Start Supplied data

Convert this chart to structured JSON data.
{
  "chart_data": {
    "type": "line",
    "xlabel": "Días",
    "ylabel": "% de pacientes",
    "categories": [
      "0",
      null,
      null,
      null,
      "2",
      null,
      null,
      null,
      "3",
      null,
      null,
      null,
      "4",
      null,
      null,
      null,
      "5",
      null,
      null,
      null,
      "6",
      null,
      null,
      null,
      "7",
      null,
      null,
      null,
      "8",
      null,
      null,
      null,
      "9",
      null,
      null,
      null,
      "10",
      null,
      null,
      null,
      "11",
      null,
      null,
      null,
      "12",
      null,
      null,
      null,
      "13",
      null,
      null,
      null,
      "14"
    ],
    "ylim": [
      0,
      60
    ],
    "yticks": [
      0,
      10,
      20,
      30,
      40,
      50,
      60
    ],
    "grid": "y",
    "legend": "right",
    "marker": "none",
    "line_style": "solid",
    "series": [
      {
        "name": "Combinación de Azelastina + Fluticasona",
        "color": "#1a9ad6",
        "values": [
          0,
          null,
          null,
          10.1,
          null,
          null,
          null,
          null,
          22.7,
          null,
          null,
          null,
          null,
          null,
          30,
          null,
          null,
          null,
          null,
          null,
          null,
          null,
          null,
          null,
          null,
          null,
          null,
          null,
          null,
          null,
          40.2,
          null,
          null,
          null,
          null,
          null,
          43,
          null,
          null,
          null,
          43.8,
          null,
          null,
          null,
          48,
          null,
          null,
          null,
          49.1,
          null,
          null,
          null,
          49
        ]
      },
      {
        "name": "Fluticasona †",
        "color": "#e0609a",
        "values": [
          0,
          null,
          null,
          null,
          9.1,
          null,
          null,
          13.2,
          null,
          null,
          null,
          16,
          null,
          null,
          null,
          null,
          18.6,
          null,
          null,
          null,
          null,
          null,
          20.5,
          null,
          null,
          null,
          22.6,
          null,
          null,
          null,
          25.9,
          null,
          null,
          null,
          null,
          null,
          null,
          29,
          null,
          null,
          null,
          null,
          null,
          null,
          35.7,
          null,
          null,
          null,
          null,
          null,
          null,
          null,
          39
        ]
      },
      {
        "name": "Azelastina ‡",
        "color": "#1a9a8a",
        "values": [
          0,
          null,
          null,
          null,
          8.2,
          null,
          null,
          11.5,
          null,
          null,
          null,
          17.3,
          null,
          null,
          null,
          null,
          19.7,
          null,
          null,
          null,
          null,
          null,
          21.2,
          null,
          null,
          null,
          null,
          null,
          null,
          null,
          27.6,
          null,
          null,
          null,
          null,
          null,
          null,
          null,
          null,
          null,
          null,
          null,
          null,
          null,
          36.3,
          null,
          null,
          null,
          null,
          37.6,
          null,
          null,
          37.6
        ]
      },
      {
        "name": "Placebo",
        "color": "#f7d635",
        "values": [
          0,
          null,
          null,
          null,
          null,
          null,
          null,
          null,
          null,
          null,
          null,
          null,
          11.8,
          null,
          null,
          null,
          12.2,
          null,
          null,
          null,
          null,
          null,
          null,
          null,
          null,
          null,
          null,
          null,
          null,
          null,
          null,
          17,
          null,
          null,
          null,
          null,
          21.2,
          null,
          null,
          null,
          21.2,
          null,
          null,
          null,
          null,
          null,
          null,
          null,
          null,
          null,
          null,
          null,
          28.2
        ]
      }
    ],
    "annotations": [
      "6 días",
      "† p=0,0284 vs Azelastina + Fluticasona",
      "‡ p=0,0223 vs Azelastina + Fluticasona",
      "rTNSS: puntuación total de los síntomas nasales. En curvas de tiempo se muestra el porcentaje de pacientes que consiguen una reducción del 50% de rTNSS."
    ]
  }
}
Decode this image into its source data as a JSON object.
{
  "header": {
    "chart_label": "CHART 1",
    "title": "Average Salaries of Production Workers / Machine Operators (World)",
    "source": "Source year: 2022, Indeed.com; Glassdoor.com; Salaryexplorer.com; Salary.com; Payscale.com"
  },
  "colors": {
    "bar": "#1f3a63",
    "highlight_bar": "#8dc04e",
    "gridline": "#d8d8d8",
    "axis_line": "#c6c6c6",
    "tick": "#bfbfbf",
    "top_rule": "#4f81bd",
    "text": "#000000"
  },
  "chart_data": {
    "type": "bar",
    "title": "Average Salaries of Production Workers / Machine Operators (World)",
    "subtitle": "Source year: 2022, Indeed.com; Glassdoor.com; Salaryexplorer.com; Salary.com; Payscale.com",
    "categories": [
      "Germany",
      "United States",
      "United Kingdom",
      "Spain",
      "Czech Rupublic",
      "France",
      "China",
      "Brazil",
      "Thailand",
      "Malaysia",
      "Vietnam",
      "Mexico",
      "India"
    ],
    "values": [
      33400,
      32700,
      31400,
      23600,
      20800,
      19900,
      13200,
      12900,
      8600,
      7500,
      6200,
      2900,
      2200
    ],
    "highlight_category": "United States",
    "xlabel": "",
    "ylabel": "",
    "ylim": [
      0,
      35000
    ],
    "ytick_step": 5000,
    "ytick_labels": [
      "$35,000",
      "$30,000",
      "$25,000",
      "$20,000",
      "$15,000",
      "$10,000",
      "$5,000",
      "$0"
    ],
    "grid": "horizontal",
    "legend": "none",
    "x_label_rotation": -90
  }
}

End Supplied data

_Objective_: Extract all lines that hold the word "United".

_Solved problem_:
      "United States",
      "United Kingdom",
    "highlight_category": "United States",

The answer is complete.